REQUESTS:
**a)** Copy word for word the stretch of the passage about the Paul McCartney lookalike from "I later saw" through "greater pleasures ahead.".
**b)** Summarize the passage about the Paul McCartney lookalike in two sentences.

SUPPLIED PASSAGE:
Perhaps his biggest challenge was trying to show that his heart hadn’t become too calloused by this routine and that the woman fawning all over him was one of a few to make the brilliantly observant connection between him and the real Paul McCartney.
I later saw Bakersfield McCartney at my health club, where he had the same dumb half-grin on his face. His expression betrayed a certain expectancy, as if he knew it was only a matter of minutes before an attractive woman approached him and commented on his celebrity resemblance, a precursor to greater pleasures ahead.
Not surprisingly, I later found out that Bakersfield McCartney was a salesman—of cars and cell phones mostly—and that his resemblance worked to his advantage in the sales arena. All he had to do when people gawked over his resemblance to the great Beatles legend was act coy and “Ah-shucks,” and he could remain effective in the realm of sales—whether it be cars, cell phones, or, at the clubs, himself.

(Part of a data file)
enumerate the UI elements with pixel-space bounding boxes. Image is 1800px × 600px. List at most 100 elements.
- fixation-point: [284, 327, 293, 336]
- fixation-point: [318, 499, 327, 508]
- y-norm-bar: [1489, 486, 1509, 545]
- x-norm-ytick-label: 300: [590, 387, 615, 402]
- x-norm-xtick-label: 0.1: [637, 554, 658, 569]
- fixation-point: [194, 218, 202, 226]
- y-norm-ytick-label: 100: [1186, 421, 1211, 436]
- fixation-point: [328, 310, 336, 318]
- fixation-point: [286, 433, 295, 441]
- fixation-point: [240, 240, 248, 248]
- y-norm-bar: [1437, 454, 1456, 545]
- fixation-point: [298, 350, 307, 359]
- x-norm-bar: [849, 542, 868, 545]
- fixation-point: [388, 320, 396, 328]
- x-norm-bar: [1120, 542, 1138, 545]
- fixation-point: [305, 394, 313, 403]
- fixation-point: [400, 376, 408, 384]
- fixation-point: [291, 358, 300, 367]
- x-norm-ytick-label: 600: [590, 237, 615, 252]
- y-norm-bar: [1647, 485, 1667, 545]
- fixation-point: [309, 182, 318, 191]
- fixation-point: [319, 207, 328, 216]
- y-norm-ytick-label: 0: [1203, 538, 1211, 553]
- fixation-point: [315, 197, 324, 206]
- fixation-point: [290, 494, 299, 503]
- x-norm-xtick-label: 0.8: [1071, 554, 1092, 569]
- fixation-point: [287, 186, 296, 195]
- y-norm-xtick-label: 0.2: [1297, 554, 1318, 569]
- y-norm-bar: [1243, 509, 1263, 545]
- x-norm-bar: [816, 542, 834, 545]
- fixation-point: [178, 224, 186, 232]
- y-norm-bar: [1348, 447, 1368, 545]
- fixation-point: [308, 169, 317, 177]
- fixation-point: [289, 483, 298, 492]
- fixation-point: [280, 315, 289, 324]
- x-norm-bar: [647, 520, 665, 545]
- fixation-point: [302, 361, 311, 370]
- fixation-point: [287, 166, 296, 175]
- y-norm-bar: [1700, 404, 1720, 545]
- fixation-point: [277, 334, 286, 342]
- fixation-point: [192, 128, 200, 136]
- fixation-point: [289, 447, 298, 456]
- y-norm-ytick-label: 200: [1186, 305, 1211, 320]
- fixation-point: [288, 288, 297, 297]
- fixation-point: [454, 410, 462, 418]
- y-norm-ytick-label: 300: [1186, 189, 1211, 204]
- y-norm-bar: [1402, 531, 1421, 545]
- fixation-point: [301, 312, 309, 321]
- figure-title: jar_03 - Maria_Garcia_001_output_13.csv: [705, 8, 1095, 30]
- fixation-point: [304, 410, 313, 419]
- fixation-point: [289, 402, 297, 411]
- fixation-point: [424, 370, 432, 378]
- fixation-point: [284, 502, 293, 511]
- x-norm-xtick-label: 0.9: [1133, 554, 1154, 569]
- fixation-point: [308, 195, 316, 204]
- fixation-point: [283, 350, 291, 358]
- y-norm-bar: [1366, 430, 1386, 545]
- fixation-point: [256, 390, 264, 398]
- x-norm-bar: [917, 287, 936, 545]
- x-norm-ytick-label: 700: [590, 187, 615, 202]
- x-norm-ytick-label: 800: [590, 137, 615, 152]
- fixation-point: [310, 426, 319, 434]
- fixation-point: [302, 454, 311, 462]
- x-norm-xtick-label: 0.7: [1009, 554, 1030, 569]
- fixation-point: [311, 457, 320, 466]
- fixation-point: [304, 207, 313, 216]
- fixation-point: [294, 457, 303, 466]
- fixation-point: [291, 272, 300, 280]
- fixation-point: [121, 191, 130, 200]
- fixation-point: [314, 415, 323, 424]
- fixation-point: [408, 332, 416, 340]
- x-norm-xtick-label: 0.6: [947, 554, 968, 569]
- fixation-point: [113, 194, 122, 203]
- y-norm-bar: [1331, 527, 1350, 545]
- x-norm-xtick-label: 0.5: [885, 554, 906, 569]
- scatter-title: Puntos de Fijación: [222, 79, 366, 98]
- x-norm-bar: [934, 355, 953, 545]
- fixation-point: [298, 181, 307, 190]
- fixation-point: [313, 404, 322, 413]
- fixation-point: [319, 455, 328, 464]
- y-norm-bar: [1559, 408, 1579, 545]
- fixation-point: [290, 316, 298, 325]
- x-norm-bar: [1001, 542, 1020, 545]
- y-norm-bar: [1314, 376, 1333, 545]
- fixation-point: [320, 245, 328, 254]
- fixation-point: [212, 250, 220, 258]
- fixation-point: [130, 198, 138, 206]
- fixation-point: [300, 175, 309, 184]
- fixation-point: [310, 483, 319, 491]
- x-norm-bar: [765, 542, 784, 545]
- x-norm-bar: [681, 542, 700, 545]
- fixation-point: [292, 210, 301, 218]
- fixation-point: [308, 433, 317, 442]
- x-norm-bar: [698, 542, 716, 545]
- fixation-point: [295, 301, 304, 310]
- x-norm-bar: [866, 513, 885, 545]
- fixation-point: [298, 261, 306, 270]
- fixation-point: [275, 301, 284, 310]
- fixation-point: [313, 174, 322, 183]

TASK SOLUTIONS:
**a)**
I later saw Bakersfield McCartney at my health club, where he had the same dumb half-grin on his face. His expression betrayed a certain expectancy, as if he knew it was only a matter of minutes before an attractive woman approached him and commented on his celebrity resemblance, a precursor to greater pleasures ahead.

**b)** The man called Bakersfield McCartney wears an expectant half-grin at a health club, as if sure an attractive woman will soon approach him about his celebrity resemblance. He turns out to be a salesman, mostly of cars and cell phones, and by acting coy when people gawk at his likeness to the Beatles legend he stays effective at selling, including selling himself at the clubs.